● **The request**: What follows is a set of records; restate each one word for word and drop the pictures.

● **Exercise material**:
================================
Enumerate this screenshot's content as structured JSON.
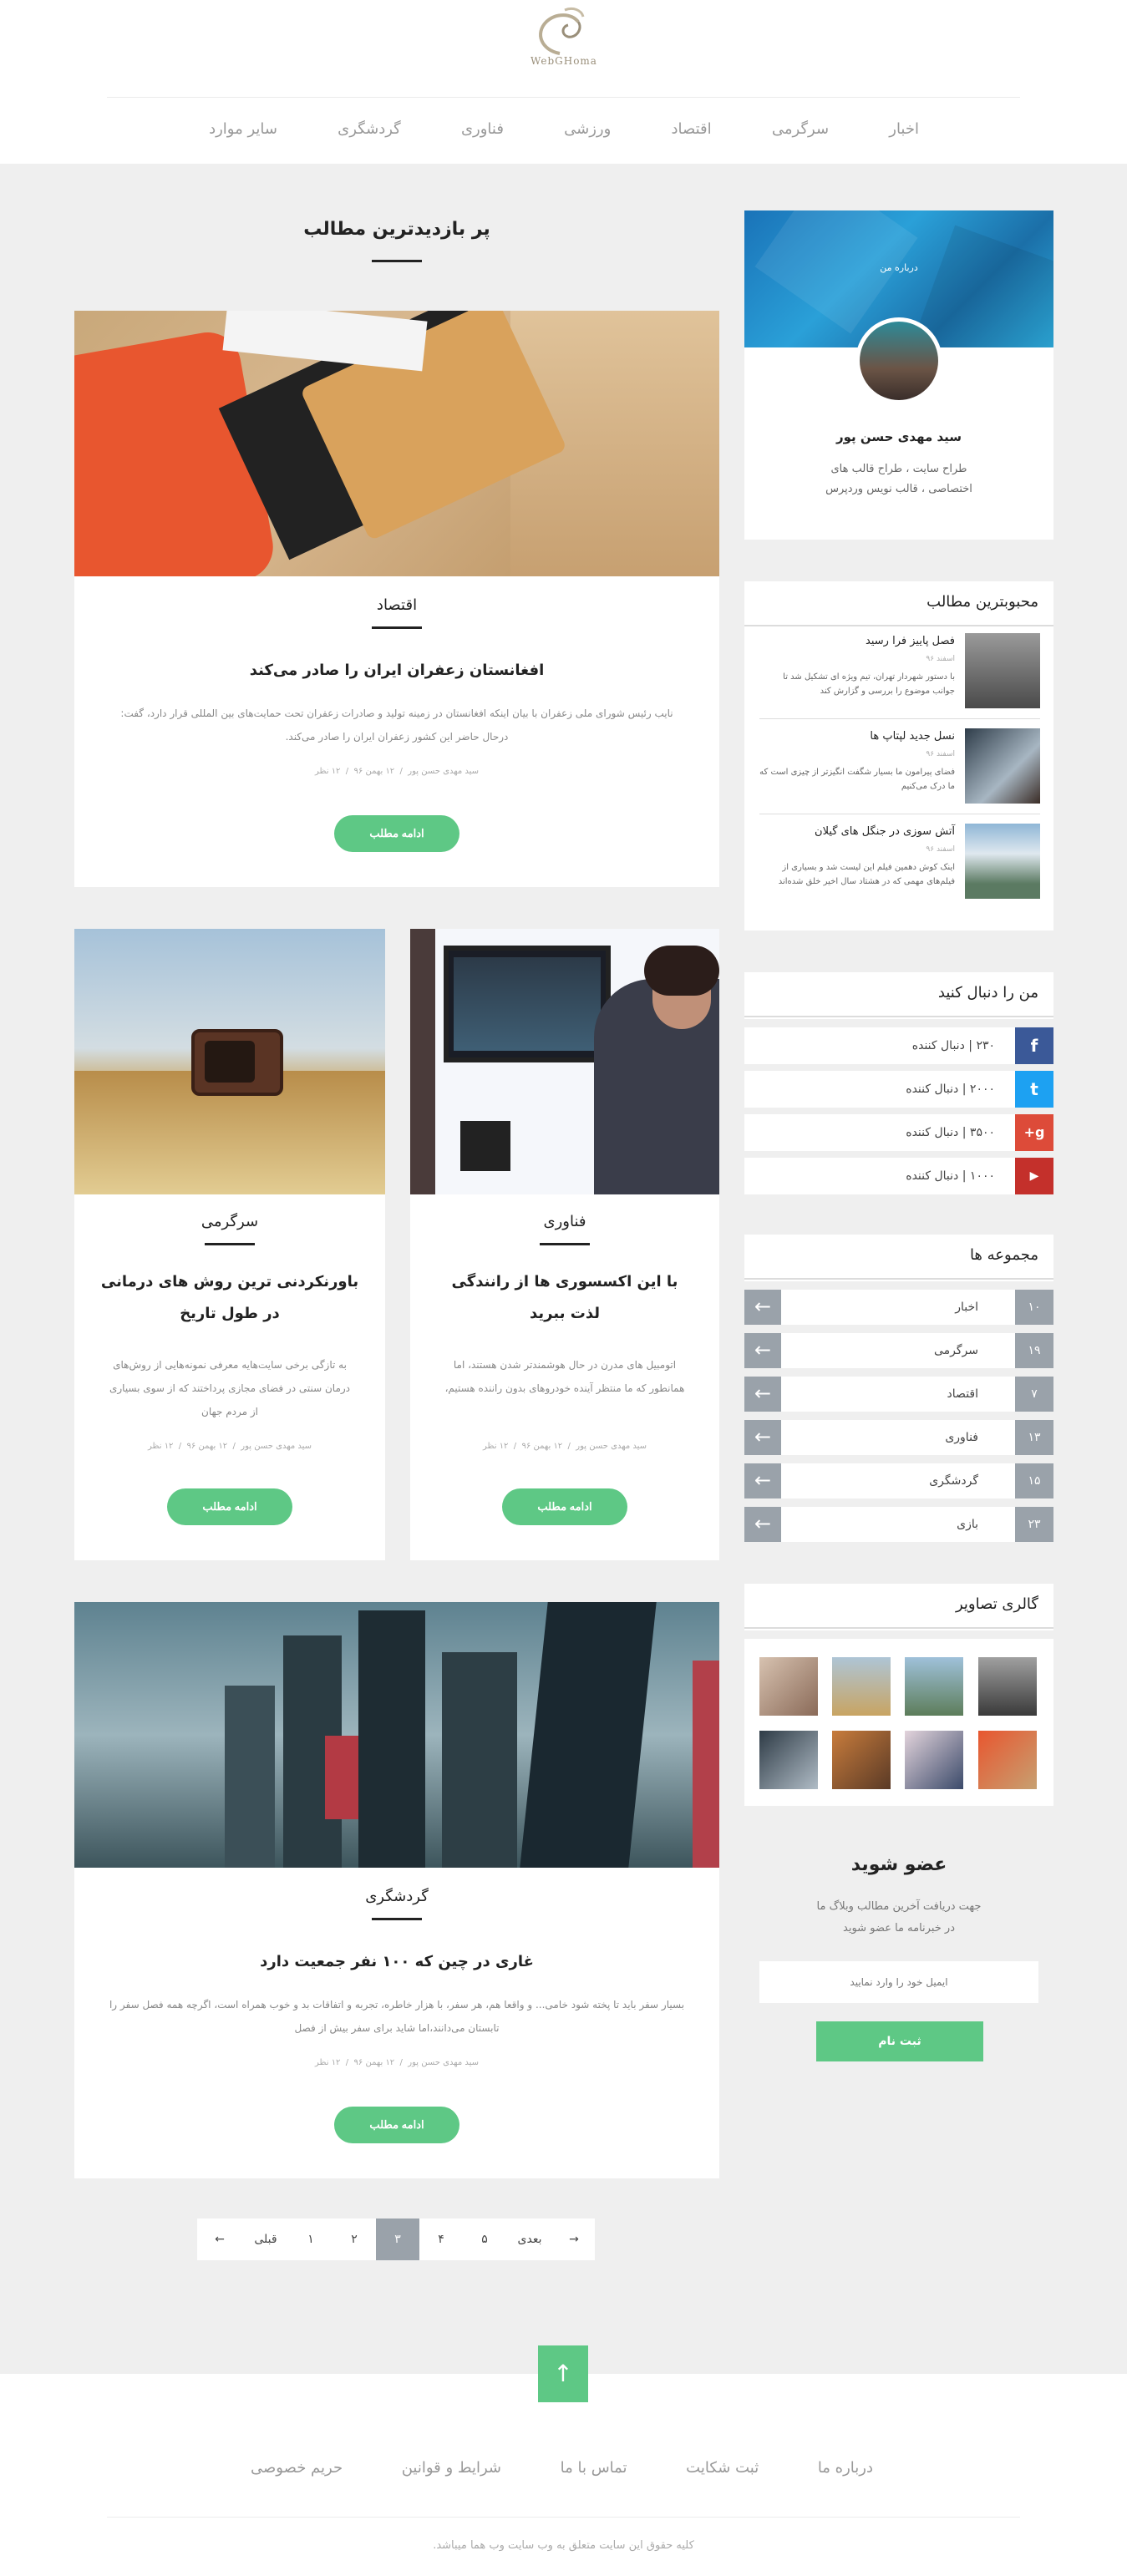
{
  "header": {
    "logo_text": "WebGHoma",
    "nav": [
      "اخبار",
      "سرگرمی",
      "اقتصاد",
      "ورزشی",
      "فناوری",
      "گردشگری",
      "سایر موارد"
    ]
  },
  "main": {
    "heading": "پر بازدیدترین مطالب",
    "read_more": "ادامه مطلب",
    "posts": [
      {
        "category": "اقتصاد",
        "title": "افغانستان زعفران ایران را صادر می‌کند",
        "excerpt": "نایب رئیس شورای ملی زعفران با بیان اینکه افغانستان در زمینه تولید و صادرات زعفران تحت حمایت‌های بین المللی قرار دارد، گفت: درحال حاضر این کشور زعفران ایران را صادر می‌کند.",
        "author": "سید مهدی حسن پور",
        "date": "۱۲ بهمن ۹۶",
        "views": "۱۲ نظر"
      },
      {
        "category": "فناوری",
        "title": "با این اکسسوری ها از رانندگی لذت ببرید",
        "excerpt": "اتومبیل های مدرن در حال هوشمندتر شدن هستند، اما همانطور که ما منتظر آینده خودروهای بدون راننده هستیم،",
        "author": "سید مهدی حسن پور",
        "date": "۱۲ بهمن ۹۶",
        "views": "۱۲ نظر"
      },
      {
        "category": "سرگرمی",
        "title": "باورنکردنی ترین روش های درمانی در طول تاریخ",
        "excerpt": "به تازگی برخی سایت‌هایه معرفی نمونه‌هایی از روش‌های درمان سنتی در فضای مجازی پرداختند که از سوی بسیاری از مردم جهان",
        "author": "سید مهدی حسن پور",
        "date": "۱۲ بهمن ۹۶",
        "views": "۱۲ نظر"
      },
      {
        "category": "گردشگری",
        "title": "غاری در چین که ۱۰۰ نفر جمعیت دارد",
        "excerpt": "بسیار سفر باید تا پخته شود خامی... و واقعا هم، هر سفر، با هزار خاطره، تجربه و اتفاقات بد و خوب همراه است، اگرچه همه فصل سفر را تابستان می‌دانند،اما شاید برای سفر بیش از فصل",
        "author": "سید مهدی حسن پور",
        "date": "۱۲ بهمن ۹۶",
        "views": "۱۲ نظر"
      }
    ],
    "pagination": {
      "next": "بعدی",
      "prev": "قبلی",
      "pages": [
        "۵",
        "۴",
        "۳",
        "۲",
        "۱"
      ],
      "current": "۳"
    }
  },
  "sidebar": {
    "about": {
      "label": "درباره من",
      "name": "سید مهدی حسن پور",
      "bio": "طراح سایت ، طراح قالب های اختصاصی ، قالب نویس وردپرس"
    },
    "popular": {
      "title": "محبوبترین مطالب",
      "items": [
        {
          "title": "فصل پاییز فرا رسید",
          "date": "اسفند ۹۶",
          "excerpt": "با دستور شهردار تهران، تیم ویژه ای تشکیل شد تا جوانب موضوع را بررسی و گزارش کند"
        },
        {
          "title": "نسل جدید لپتاپ ها",
          "date": "اسفند ۹۶",
          "excerpt": "فضای پیرامون ما بسیار شگفت انگیزتر از چیزی است که ما درک می‌کنیم"
        },
        {
          "title": "آتش سوزی در جنگل های گیلان",
          "date": "اسفند ۹۶",
          "excerpt": "اینک کوش دهمین فیلم این لیست شد و بسیاری از فیلم‌های مهمی که در هشتاد سال اخیر خلق شده‌اند"
        }
      ]
    },
    "follow": {
      "title": "من را دنبال کنید",
      "items": [
        {
          "count": "۲۳۰ | دنبال کننده",
          "color": "#3b5998",
          "glyph": "f",
          "icon": "facebook-icon"
        },
        {
          "count": "۲۰۰۰ | دنبال کننده",
          "color": "#1da1f2",
          "glyph": "t",
          "icon": "twitter-icon"
        },
        {
          "count": "۳۵۰۰ | دنبال کننده",
          "color": "#dd4b39",
          "glyph": "g+",
          "icon": "googleplus-icon"
        },
        {
          "count": "۱۰۰۰ | دنبال کننده",
          "color": "#c4302b",
          "glyph": "▶",
          "icon": "youtube-icon"
        }
      ]
    },
    "categories": {
      "title": "مجموعه ها",
      "items": [
        {
          "name": "اخبار",
          "count": "۱۰"
        },
        {
          "name": "سرگرمی",
          "count": "۱۹"
        },
        {
          "name": "اقتصاد",
          "count": "۷"
        },
        {
          "name": "فناوری",
          "count": "۱۳"
        },
        {
          "name": "گردشگری",
          "count": "۱۵"
        },
        {
          "name": "بازی",
          "count": "۲۳"
        }
      ]
    },
    "gallery": {
      "title": "گالری تصاویر"
    },
    "subscribe": {
      "title": "عضو شوید",
      "text": "جهت دریافت آخرین مطالب وبلاگ ما در خبرنامه ما عضو شوید",
      "placeholder": "ایمیل خود را وارد نمایید",
      "button": "ثبت نام"
    }
  },
  "footer": {
    "links": [
      "درباره ما",
      "ثبت شکایت",
      "تماس با ما",
      "شرایط و قوانین",
      "حریم خصوصی"
    ],
    "copyright": "کلیه حقوق این سایت متعلق به وب سایت وب هما میباشد."
  }
}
================================
● **Solution to this problem**:
Enumerate this screenshot's content as structured JSON.
{
  "header": {
    "logo_text": "WebGHoma",
    "nav": [
      "اخبار",
      "سرگرمی",
      "اقتصاد",
      "ورزشی",
      "فناوری",
      "گردشگری",
      "سایر موارد"
    ]
  },
  "main": {
    "heading": "پر بازدیدترین مطالب",
    "read_more": "ادامه مطلب",
    "posts": [
      {
        "category": "اقتصاد",
        "title": "افغانستان زعفران ایران را صادر می‌کند",
        "excerpt": "نایب رئیس شورای ملی زعفران با بیان اینکه افغانستان در زمینه تولید و صادرات زعفران تحت حمایت‌های بین المللی قرار دارد، گفت: درحال حاضر این کشور زعفران ایران را صادر می‌کند.",
        "author": "سید مهدی حسن پور",
        "date": "۱۲ بهمن ۹۶",
        "views": "۱۲ نظر"
      },
      {
        "category": "فناوری",
        "title": "با این اکسسوری ها از رانندگی لذت ببرید",
        "excerpt": "اتومبیل های مدرن در حال هوشمندتر شدن هستند، اما همانطور که ما منتظر آینده خودروهای بدون راننده هستیم،",
        "author": "سید مهدی حسن پور",
        "date": "۱۲ بهمن ۹۶",
        "views": "۱۲ نظر"
      },
      {
        "category": "سرگرمی",
        "title": "باورنکردنی ترین روش های درمانی در طول تاریخ",
        "excerpt": "به تازگی برخی سایت‌هایه معرفی نمونه‌هایی از روش‌های درمان سنتی در فضای مجازی پرداختند که از سوی بسیاری از مردم جهان",
        "author": "سید مهدی حسن پور",
        "date": "۱۲ بهمن ۹۶",
        "views": "۱۲ نظر"
      },
      {
        "category": "گردشگری",
        "title": "غاری در چین که ۱۰۰ نفر جمعیت دارد",
        "excerpt": "بسیار سفر باید تا پخته شود خامی... و واقعا هم، هر سفر، با هزار خاطره، تجربه و اتفاقات بد و خوب همراه است، اگرچه همه فصل سفر را تابستان می‌دانند،اما شاید برای سفر بیش از فصل",
        "author": "سید مهدی حسن پور",
        "date": "۱۲ بهمن ۹۶",
        "views": "۱۲ نظر"
      }
    ],
    "pagination": {
      "next": "بعدی",
      "prev": "قبلی",
      "pages": [
        "۵",
        "۴",
        "۳",
        "۲",
        "۱"
      ],
      "current": "۳"
    }
  },
  "sidebar": {
    "about": {
      "label": "درباره من",
      "name": "سید مهدی حسن پور",
      "bio": "طراح سایت ، طراح قالب های اختصاصی ، قالب نویس وردپرس"
    },
    "popular": {
      "title": "محبوبترین مطالب",
      "items": [
        {
          "title": "فصل پاییز فرا رسید",
          "date": "اسفند ۹۶",
          "excerpt": "با دستور شهردار تهران، تیم ویژه ای تشکیل شد تا جوانب موضوع را بررسی و گزارش کند"
        },
        {
          "title": "نسل جدید لپتاپ ها",
          "date": "اسفند ۹۶",
          "excerpt": "فضای پیرامون ما بسیار شگفت انگیزتر از چیزی است که ما درک می‌کنیم"
        },
        {
          "title": "آتش سوزی در جنگل های گیلان",
          "date": "اسفند ۹۶",
          "excerpt": "اینک کوش دهمین فیلم این لیست شد و بسیاری از فیلم‌های مهمی که در هشتاد سال اخیر خلق شده‌اند"
        }
      ]
    },
    "follow": {
      "title": "من را دنبال کنید",
      "items": [
        {
          "count": "۲۳۰ | دنبال کننده",
          "color": "#3b5998",
          "glyph": "f",
          "icon": "facebook-icon"
        },
        {
          "count": "۲۰۰۰ | دنبال کننده",
          "color": "#1da1f2",
          "glyph": "t",
          "icon": "twitter-icon"
        },
        {
          "count": "۳۵۰۰ | دنبال کننده",
          "color": "#dd4b39",
          "glyph": "g+",
          "icon": "googleplus-icon"
        },
        {
          "count": "۱۰۰۰ | دنبال کننده",
          "color": "#c4302b",
          "glyph": "▶",
          "icon": "youtube-icon"
        }
      ]
    },
    "categories": {
      "title": "مجموعه ها",
      "items": [
        {
          "name": "اخبار",
          "count": "۱۰"
        },
        {
          "name": "سرگرمی",
          "count": "۱۹"
        },
        {
          "name": "اقتصاد",
          "count": "۷"
        },
        {
          "name": "فناوری",
          "count": "۱۳"
        },
        {
          "name": "گردشگری",
          "count": "۱۵"
        },
        {
          "name": "بازی",
          "count": "۲۳"
        }
      ]
    },
    "gallery": {
      "title": "گالری تصاویر"
    },
    "subscribe": {
      "title": "عضو شوید",
      "text": "جهت دریافت آخرین مطالب وبلاگ ما در خبرنامه ما عضو شوید",
      "placeholder": "ایمیل خود را وارد نمایید",
      "button": "ثبت نام"
    }
  },
  "footer": {
    "links": [
      "درباره ما",
      "ثبت شکایت",
      "تماس با ما",
      "شرایط و قوانین",
      "حریم خصوصی"
    ],
    "copyright": "کلیه حقوق این سایت متعلق به وب سایت وب هما میباشد."
  }
}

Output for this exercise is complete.